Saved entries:
-*-
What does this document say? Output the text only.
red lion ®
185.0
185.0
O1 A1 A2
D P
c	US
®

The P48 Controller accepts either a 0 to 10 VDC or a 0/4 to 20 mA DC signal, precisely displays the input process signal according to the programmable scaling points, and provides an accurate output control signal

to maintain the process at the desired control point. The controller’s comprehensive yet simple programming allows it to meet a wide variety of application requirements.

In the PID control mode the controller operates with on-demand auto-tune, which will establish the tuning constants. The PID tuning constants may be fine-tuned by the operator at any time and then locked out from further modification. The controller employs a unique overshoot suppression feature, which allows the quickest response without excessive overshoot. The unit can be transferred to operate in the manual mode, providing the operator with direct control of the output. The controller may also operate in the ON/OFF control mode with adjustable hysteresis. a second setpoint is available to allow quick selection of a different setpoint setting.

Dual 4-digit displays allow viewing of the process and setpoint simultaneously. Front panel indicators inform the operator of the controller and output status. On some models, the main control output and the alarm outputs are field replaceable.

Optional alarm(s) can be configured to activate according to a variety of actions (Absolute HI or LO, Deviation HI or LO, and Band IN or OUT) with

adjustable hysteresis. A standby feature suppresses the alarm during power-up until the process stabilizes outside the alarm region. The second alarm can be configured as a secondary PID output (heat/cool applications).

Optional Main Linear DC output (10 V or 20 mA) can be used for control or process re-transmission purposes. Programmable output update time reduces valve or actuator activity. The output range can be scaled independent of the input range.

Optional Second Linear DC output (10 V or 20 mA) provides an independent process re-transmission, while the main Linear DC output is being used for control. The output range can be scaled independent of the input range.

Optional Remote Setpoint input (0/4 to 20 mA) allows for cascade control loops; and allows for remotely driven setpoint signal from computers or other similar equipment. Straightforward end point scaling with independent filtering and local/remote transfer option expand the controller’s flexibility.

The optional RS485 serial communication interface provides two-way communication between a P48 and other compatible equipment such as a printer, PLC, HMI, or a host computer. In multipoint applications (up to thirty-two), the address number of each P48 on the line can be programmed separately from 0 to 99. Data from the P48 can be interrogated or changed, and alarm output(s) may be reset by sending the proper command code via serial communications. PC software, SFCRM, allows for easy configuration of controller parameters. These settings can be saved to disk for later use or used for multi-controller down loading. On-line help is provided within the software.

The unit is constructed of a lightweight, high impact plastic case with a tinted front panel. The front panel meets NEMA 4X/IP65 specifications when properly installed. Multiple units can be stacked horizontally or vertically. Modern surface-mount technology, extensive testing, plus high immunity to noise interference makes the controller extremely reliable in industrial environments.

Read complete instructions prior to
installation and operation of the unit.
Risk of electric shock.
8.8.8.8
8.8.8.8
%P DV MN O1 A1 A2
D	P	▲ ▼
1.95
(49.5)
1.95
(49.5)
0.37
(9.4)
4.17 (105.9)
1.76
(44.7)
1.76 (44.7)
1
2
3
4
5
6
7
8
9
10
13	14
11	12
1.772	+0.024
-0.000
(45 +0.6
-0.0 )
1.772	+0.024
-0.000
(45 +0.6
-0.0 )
-*-
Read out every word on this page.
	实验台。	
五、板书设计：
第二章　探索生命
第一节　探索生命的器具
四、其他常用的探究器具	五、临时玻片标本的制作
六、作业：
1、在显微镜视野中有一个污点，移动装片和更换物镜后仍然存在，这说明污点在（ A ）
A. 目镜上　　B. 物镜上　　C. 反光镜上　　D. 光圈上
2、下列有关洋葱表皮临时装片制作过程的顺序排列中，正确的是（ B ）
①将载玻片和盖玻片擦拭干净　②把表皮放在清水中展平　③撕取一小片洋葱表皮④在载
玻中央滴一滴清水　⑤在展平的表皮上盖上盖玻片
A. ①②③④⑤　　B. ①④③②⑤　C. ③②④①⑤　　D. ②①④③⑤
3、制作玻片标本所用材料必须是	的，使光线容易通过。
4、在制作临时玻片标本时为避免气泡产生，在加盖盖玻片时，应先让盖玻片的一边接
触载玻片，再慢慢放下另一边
-*-
*What is required*
Copy each line of the listing that includes "transmission".

*Result of this exercise*
Optional Main Linear DC output (10 V or 20 mA) can be used for control or process re-transmission purposes. Programmable output update time reduces valve or actuator activity. The output range can be scaled independent of the input range.
Optional Second Linear DC output (10 V or 20 mA) provides an independent process re-transmission, while the main Linear DC output is being used for control. The output range can be scaled independent of the input range.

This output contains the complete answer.